▶ [The task]: Copy out each line that includes the word "this".

▶ [Supplied entries]:
+++

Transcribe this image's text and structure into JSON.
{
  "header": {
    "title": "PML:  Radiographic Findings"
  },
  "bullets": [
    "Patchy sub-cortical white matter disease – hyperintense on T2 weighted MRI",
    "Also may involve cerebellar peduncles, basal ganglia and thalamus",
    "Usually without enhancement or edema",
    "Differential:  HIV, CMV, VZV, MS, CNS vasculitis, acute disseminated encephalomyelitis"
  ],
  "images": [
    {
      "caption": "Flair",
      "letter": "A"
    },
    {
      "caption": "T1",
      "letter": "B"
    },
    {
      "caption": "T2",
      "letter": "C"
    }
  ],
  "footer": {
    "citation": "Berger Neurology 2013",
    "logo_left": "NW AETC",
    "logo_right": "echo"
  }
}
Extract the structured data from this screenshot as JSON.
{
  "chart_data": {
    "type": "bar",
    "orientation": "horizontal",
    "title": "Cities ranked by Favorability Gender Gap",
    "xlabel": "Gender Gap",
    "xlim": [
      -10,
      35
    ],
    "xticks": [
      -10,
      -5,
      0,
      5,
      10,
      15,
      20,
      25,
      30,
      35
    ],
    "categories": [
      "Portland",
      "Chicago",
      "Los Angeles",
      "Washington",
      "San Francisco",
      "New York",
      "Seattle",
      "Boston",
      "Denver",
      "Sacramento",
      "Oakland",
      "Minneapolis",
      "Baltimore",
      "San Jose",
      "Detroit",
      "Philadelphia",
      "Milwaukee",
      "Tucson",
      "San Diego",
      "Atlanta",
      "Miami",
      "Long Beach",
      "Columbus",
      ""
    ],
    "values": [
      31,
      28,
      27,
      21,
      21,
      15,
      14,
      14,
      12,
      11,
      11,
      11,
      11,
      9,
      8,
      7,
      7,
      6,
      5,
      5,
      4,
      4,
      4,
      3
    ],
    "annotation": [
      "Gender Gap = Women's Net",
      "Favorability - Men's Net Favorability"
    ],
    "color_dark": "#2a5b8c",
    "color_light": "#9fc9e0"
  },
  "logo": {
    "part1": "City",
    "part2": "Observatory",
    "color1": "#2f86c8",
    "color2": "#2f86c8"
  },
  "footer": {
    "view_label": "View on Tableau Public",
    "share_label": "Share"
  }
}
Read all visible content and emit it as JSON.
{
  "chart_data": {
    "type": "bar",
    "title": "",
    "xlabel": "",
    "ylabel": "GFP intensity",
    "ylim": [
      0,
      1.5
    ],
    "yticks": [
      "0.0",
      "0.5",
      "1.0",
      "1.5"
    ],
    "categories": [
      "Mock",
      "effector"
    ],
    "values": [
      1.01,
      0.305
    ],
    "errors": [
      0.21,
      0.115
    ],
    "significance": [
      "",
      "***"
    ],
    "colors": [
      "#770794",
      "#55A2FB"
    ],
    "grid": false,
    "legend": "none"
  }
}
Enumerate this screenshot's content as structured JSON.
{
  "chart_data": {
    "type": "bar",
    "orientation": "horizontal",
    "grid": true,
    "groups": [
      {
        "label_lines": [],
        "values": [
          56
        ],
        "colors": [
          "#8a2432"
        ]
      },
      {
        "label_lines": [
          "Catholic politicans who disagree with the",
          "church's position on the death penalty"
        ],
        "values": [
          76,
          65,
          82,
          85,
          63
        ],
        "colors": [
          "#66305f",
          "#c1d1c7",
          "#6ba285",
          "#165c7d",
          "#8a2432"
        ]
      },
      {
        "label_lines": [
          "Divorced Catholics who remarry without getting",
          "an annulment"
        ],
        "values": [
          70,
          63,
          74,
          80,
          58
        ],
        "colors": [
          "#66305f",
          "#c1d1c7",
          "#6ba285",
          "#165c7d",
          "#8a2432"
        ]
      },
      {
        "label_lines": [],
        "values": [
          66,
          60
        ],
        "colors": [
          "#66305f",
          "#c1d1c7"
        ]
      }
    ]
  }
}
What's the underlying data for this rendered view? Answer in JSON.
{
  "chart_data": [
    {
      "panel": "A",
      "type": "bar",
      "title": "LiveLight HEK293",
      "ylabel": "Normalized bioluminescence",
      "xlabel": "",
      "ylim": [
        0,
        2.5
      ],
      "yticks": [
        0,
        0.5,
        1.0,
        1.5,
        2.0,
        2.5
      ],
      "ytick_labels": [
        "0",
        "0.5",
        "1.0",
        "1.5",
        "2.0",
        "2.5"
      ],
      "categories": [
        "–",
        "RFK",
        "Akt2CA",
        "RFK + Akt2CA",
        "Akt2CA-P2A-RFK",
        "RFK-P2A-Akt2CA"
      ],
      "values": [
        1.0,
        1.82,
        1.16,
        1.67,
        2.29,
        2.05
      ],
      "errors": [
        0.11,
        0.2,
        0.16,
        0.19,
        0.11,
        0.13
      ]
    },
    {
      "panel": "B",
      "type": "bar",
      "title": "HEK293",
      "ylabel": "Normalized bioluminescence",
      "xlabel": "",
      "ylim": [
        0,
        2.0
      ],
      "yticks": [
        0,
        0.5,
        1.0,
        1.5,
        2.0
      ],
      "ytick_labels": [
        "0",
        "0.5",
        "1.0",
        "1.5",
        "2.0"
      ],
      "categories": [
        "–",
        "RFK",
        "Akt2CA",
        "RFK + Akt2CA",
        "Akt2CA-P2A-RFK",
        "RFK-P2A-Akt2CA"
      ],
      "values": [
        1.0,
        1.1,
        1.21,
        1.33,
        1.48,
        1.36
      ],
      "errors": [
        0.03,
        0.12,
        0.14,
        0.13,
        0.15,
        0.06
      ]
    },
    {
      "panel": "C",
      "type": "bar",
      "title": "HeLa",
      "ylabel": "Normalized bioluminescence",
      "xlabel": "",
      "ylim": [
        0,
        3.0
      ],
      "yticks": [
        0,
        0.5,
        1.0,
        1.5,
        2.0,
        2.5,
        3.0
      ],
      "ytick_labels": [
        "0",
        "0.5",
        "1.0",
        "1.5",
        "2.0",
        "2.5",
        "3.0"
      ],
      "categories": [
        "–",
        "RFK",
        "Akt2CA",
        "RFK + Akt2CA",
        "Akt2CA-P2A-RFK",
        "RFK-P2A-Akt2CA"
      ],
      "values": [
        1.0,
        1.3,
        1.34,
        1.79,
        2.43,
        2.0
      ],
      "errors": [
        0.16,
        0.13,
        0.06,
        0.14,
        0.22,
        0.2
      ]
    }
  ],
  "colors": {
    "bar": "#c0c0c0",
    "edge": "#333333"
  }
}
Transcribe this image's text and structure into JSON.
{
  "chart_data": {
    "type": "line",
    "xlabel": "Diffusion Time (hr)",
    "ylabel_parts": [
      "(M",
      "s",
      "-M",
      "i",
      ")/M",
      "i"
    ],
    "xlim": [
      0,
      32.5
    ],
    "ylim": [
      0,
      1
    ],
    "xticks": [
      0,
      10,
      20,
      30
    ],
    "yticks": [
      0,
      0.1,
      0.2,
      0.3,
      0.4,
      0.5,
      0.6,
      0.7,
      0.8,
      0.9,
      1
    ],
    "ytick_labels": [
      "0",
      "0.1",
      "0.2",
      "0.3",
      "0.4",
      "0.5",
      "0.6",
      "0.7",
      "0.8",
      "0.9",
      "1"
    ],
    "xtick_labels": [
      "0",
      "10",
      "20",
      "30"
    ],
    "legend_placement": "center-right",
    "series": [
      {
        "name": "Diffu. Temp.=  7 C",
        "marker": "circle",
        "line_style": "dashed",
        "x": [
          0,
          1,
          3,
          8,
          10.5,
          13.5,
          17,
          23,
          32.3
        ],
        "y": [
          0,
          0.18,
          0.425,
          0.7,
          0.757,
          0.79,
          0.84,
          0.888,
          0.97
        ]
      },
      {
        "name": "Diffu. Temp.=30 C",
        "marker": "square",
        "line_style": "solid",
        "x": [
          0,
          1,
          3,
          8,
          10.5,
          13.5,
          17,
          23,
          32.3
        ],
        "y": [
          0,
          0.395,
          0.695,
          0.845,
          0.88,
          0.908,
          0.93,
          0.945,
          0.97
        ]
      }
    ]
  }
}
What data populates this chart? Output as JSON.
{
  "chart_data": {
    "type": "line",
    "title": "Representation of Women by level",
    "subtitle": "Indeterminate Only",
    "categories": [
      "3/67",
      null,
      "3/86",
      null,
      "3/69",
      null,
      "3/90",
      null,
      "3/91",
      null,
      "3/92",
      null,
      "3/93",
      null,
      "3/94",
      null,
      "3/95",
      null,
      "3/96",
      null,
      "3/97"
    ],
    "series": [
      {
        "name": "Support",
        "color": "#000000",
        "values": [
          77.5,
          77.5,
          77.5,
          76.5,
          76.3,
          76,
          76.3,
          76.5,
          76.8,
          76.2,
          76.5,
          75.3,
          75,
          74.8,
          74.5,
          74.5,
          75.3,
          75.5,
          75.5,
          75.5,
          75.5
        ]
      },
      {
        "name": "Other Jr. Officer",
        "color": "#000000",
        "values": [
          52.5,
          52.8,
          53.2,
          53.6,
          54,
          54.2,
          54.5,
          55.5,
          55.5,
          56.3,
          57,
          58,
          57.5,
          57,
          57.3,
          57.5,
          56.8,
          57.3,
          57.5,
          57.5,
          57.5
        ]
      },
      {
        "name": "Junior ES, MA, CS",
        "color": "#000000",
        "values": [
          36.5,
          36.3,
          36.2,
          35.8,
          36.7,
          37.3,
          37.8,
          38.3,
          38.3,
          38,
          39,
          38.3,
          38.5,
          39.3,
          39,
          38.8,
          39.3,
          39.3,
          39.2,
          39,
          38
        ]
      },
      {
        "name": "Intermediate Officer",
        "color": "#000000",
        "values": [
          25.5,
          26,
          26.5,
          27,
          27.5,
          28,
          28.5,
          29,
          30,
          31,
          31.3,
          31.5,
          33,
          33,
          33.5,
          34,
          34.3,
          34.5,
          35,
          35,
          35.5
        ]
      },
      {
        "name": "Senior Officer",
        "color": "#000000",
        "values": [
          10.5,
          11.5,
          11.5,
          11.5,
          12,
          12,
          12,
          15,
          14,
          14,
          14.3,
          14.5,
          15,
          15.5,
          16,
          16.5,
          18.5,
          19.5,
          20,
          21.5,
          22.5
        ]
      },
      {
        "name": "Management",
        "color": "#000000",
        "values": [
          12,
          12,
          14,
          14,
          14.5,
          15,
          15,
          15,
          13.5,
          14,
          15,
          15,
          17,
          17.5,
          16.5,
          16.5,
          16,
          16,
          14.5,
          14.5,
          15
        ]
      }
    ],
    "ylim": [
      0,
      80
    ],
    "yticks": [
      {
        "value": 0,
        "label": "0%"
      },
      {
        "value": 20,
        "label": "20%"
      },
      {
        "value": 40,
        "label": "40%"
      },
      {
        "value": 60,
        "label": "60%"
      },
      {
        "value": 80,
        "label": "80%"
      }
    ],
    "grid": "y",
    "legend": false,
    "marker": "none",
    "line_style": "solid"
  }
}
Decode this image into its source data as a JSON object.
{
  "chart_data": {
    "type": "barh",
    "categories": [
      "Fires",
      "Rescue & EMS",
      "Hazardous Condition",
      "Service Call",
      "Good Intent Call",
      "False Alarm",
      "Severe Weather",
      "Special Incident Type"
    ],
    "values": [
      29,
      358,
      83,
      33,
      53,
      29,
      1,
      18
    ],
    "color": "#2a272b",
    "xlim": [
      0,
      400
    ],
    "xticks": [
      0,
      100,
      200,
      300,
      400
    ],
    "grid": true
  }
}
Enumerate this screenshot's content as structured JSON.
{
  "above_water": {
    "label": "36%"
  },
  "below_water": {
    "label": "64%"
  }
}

+++

▶ [Answer in full]:
Transcribe this image's text and structure into JSON.
Extract the structured data from this screenshot as JSON.
Enumerate this screenshot's content as structured JSON.
What's the underlying data for this rendered view? Answer in JSON.
Transcribe this image's text and structure into JSON.
What data populates this chart? Output as JSON.
Decode this image into its source data as a JSON object.
Enumerate this screenshot's content as structured JSON.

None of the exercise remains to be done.